Output all of the entries exactly as written.

[BEGIN Input material]

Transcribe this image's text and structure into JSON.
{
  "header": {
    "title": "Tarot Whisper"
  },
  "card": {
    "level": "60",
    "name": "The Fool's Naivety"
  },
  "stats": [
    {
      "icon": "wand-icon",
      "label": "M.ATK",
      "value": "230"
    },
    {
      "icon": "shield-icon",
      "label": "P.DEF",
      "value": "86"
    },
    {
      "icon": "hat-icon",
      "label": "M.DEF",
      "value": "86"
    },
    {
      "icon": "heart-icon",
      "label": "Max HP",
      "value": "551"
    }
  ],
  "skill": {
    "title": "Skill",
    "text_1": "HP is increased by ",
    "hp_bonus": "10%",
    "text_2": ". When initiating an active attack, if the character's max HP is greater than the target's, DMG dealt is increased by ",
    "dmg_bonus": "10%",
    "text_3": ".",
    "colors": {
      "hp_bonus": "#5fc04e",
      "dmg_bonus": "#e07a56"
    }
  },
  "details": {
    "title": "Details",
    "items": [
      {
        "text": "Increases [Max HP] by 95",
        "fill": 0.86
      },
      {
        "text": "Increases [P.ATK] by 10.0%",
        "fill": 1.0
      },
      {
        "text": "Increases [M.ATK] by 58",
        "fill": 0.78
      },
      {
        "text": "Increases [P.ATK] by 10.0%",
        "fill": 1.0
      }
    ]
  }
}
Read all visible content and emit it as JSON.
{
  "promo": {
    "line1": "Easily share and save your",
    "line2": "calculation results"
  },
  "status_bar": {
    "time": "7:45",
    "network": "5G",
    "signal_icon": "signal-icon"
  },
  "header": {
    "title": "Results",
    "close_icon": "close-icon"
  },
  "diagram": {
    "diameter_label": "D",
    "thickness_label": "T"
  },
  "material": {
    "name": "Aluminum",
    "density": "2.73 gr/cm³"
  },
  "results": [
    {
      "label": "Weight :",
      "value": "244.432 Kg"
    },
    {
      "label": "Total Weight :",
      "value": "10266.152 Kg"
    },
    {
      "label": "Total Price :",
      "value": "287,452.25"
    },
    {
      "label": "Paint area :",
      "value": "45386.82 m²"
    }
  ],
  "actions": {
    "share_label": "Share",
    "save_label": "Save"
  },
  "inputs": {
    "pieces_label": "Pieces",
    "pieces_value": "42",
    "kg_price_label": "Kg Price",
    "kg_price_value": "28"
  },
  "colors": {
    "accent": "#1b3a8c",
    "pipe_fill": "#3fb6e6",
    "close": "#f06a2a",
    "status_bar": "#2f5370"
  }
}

[END Input material]

Finished task.
Transcribe this image's text and structure into JSON.
{
  "header": {
    "title": "Tarot Whisper"
  },
  "card": {
    "level": "60",
    "name": "The Fool's Naivety"
  },
  "stats": [
    {
      "icon": "wand-icon",
      "label": "M.ATK",
      "value": "230"
    },
    {
      "icon": "shield-icon",
      "label": "P.DEF",
      "value": "86"
    },
    {
      "icon": "hat-icon",
      "label": "M.DEF",
      "value": "86"
    },
    {
      "icon": "heart-icon",
      "label": "Max HP",
      "value": "551"
    }
  ],
  "skill": {
    "title": "Skill",
    "text_1": "HP is increased by ",
    "hp_bonus": "10%",
    "text_2": ". When initiating an active attack, if the character's max HP is greater than the target's, DMG dealt is increased by ",
    "dmg_bonus": "10%",
    "text_3": ".",
    "colors": {
      "hp_bonus": "#5fc04e",
      "dmg_bonus": "#e07a56"
    }
  },
  "details": {
    "title": "Details",
    "items": [
      {
        "text": "Increases [Max HP] by 95",
        "fill": 0.86
      },
      {
        "text": "Increases [P.ATK] by 10.0%",
        "fill": 1.0
      },
      {
        "text": "Increases [M.ATK] by 58",
        "fill": 0.78
      },
      {
        "text": "Increases [P.ATK] by 10.0%",
        "fill": 1.0
      }
    ]
  }
}
Read all visible content and emit it as JSON.
{
  "promo": {
    "line1": "Easily share and save your",
    "line2": "calculation results"
  },
  "status_bar": {
    "time": "7:45",
    "network": "5G",
    "signal_icon": "signal-icon"
  },
  "header": {
    "title": "Results",
    "close_icon": "close-icon"
  },
  "diagram": {
    "diameter_label": "D",
    "thickness_label": "T"
  },
  "material": {
    "name": "Aluminum",
    "density": "2.73 gr/cm³"
  },
  "results": [
    {
      "label": "Weight :",
      "value": "244.432 Kg"
    },
    {
      "label": "Total Weight :",
      "value": "10266.152 Kg"
    },
    {
      "label": "Total Price :",
      "value": "287,452.25"
    },
    {
      "label": "Paint area :",
      "value": "45386.82 m²"
    }
  ],
  "actions": {
    "share_label": "Share",
    "save_label": "Save"
  },
  "inputs": {
    "pieces_label": "Pieces",
    "pieces_value": "42",
    "kg_price_label": "Kg Price",
    "kg_price_value": "28"
  },
  "colors": {
    "accent": "#1b3a8c",
    "pipe_fill": "#3fb6e6",
    "close": "#f06a2a",
    "status_bar": "#2f5370"
  }
}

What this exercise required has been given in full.